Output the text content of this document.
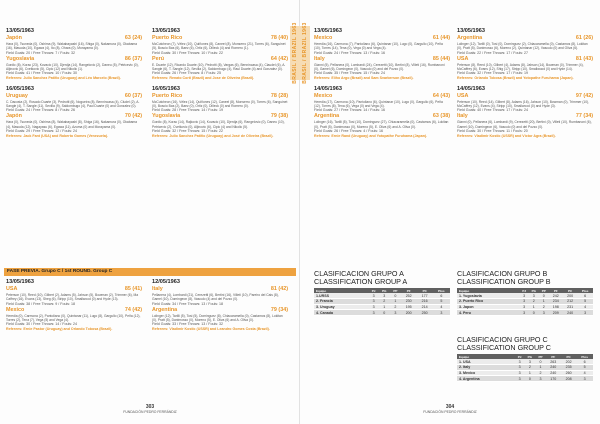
13/05/1963
Japón	63 (24)
Hara (0), Tsuneda (0), Oshima (9), Wakabayashi (16), Shiga (0), Nakamura (0), Okabama (16), Masuda (10), Egawa (4), Ito (8), Ohara (0), Morayama (0).
Field Goals: 20 / Free Throws: 7 / Fouls: 32
Yugoslavia	86 (37)
Gordic (8), Korac (23), Kovacic (10), Djerdja (14), Rangelovic (2), Daneu (5), Petricevic (0), Aljinovic (6), Cvetkovic (5), Cipic (12) and Nikolic (1).
Field Goals: 41 / Free Throws: 10 / Fouls: 30
Referees: Julio Sanchez Patiño (Uruguay) and Léo Marcelo (Brazil).
16/05/1963
Uruguay	60 (37)
C. Dacosta (2), Rosado Duarte (3), Pedrotti (6), Nogueira (8), Bennincasa (4), Cludel (2), A. Sangle (4), T. Sangle (11), Sevilla (9), Saldombugo (4), Paul Duarte (0) and Gonzalez (0).
Field Goals: 24 / Free Throws: 8 / Fouls: 26
Japón	70 (42)
Hara (0), Tsuneda (0), Oshima (8), Wakabayashi (8), Shiga (16), Nakamura (0), Okabama (4), Masuda (12), Nagayasu (6), Egawa (11), Azuma (0) and Morayama (0).
Field Goals: 29 / Free Throws: 12 / Fouls: 24
Referees: Jack Fant (USA) and Roberto Gomes (Venezuela).
13/05/1963
Puerto Rico	78 (40)
McCutcheon (7), Vélez (10), Quiñones (8), Caneel (8), Monserro (21), Torres (6), Sanguinet (5), Boscio Bas (6), Baez (6), Ortiz (6), Dilleck (4) and Romero (1).
Field Goals: 30 / Free Throws: 10 / Fouls: 22
Perú	64 (42)
E. Duarte (12), Ricardo Duarte (10), Pedrotti (8), Vargas (6), Bennincasa (4), Claudel (6), A. Sangle (6), T. Sangle (12), Sevilla (2), Saldombugo (4), Raul Duarte (4) and Gonzalez (0).
Field Goals: 26 / Free Throws: 8 / Fouls: 25
Referees: Renato Corti (Brazil) and Jose de Oliveira (Brazil).
16/05/1963
Puerto Rico	78 (28)
McCutcheon (16), Vélez (14), Quiñones (12), Caneel (8), Monserro (0), Torres (6), Sanguinet (0), Boscio Bas (2), Baez (0), Ortiz (0), Dilleck (0) and Romero (0).
Field Goals: 28 / Free Throws: 14 / Fouls: 19
Yugoslavia	79 (38)
Gordic (8), Korac (14), Rajkovic (14), Kovacic (10), Djerdja (6), Rangelovic (0), Daneu (10), Petricevic (2), Cvetkovic (0), Aljinovic (6), Cipic (4) and Nikolic (5).
Field Goals: 32 / Free Throws: 15 / Fouls: 22
Referees: Julio Sanchez Patiño (Uruguay) and José de Oliveira (Brazil).
FASE PREVIA. Grupo C / 1st ROUND. Group C
13/05/1963
USA	85 (41)
Peterson (10), Reed (10), Gilbert (2), Adams (5), Jahson (5), Bowman (2), Trimmer (6), Ma Caffrey (16), Evans (13), Sheg (6), Stripp (10), Smallwood (0) and Hyde (13).
Field Goals: 38 / Free Throws: 9 / Fouls: 18
Mexico	74 (42)
Heredia (0), Carmona (2), Pantoliano (0), Quintanar (11), Lugo (8), Gargullo (10), Peña (12), Torres (2), Tena (7), Vega (5) and Vega (4).
Field Goals: 30 / Free Throws: 14 / Fouls: 24
Referees: Ernie Pastor (Uruguay) and Orlando Tobosa (Brazil).
12/05/1963
Italy	81 (42)
Pellanera (4), Lombardi (21), Cerezetti (6), Bertini (16), Villeti (10), Pareiro del Cais (8), Gamel (10), Domingeon (8), Vasculo (4) and del Pozzo (0).
Field Goals: 34 / Free Throws: 13 / Fouls: 18
Argentina	79 (34)
Lolinger (12), Tarilli (5), Tosi (5), Dominguez (8), Chiacaramella (0), Castamos (8), Lokitan (0), Pratt (5), Danimosso (0), Moreno (5), E. Oliva (6) and A. Oliva (0).
Field Goals: 33 / Free Throws: 13 / Fouls: 32
Referees: Vladimir Kostic (USSR) and Leandro Gomes Costa (Brazil).
BRASIL / BRAZIL 1963
303
FUNDACIÓN PEDRO FERRÁNDIZ
BRASIL / BRAZIL 1963 13/05/1963
Mexico	61 (44)
Heredia (16), Carmona (7), Pantoliano (6), Quintanar (10), Lugo (0), Gargullo (10), Peña (10), Torres (14), Tena (0), Vega (0) and Vega (4).
Field Goals: 24 / Free Throws: 13 / Fouls: 16
Italy	85 (44)
Gianni (5), Pellanera (0), Lombardi (24), Cerezetti (10), Bertini (8), Villeti (16), Rumbanoni (0), Gamel (6), Domingeon (0), Vasculo (0) and del Pozzo (0).
Field Goals: 35 / Free Throws: 15 / Fouls: 24
Referees: Eliho Argo (Brazil) and Sam Svarberson (Brazil).
14/05/1963
Mexico	64 (43)
Heredia (17), Carmona (10), Pantoliano (6), Quintanar (10), Lugo (0), Gargullo (6), Peña (12), Torres (8), Tena (6), Vega (0) and Vega (4).
Field Goals: 27 / Free Throws: 14 / Fouls: 16
Argentina	63 (38)
Lolinger (16), Tarilli (5), Tosi (10), Dominguez (27), Chiacaramella (0), Castamos (6), Lokitan (0), Pratt (5), Danimosso (0), Moreno (5), E. Oliva (6) and A. Oliva (0).
Field Goals: 26 / Free Throws: 4 / Fouls: 16
Referees: Ernie Rand (Uruguay) and Yotopathe Furuhama (Japan).
13/05/1963
Argentina	61 (26)
Lolinger (12), Tarilli (0), Tosi (0), Dominguez (2), Chiacaramella (0), Castamos (8), Lokitan (0), Pratt (5), Danimosso (6), Moreno (2), Quintanar (12), Vasculo (0) and Oliva (6).
Field Goals: 22 / Free Throws: 17 / Fouls: 27
USA	81 (43)
Peterson (8), Reed (10), Gilbert (4), Adams (8), Jahson (14), Bowman (0), Trimmer (4), McCaffrey (6), Evans (12), Shig (17), Stripp (10), Smallwood (0) and Hyde (14).
Field Goals: 32 / Free Throws: 17 / Fouls: 19
Referees: Orlando Tobosa (Brazil) and Yotopathe Furuhama (Japan).
14/05/1963
USA	97 (42)
Peterson (10), Reed (14), Gilbert (8), Adams (16), Jahson (10), Bowman (0), Trimmer (10), McCaffrey (12), Evans (4), Stripp (10), Smallwood (0) and Hyde (3).
Field Goals: 40 / Free Throws: 17 / Fouls: 24
Italy	77 (34)
Gianni (0), Pellanera (6), Lombardi (9), Cerezetti (20), Bertini (0), Villeti (10), Rumbanoni (6), Gamel (10), Domingeon (6), Vasculo (0) and del Pozzo (0).
Field Goals: 30 / Free Throws: 11 / Fouls: 20
Referees: Vladimir Kostic (USSR) and Víctor Agra (Brazil).
CLASIFICACION GRUPO A
CLASSIFICATION GROUP A
Equipo	PJ	PG	PP	PF	PC	Ptos
1.URSS	3	3	0	252	177	6
2. Francia	3	2	1	230	216	5
3. Uruguay	3	1	2	195	214	4
4. Canada	3	0	3	200	250	3
CLASIFICACION GRUPO B
CLASSIFICATION GROUP B
Equipo	PJ	PG	PP	PF	PC	Ptos
1. Yugoslavia	3	3	0	242	200	6
2. Puerto Rico	3	2	1	234	212	5
3. Japon	3	1	2	198	231	4
4. Peru	3	0	3	209	240	3
CLASIFICACION GRUPO C
CLASSIFICATION GROUP C
Equipo	PJ	PG	PP	PF	PC	Ptos
1. USA	3	3	0	263	202	6
2. Italy	3	2	1	240	235	5
3. Mexico	3	1	2	240	260	4
4. Argentina	3	0	3	170	208	3
304
FUNDACIÓN PEDRO FERRÁNDIZ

* * *

Exercise instructions: Work out how many lines above contain the word "Gomes". Give only the number.

Result of the task: 2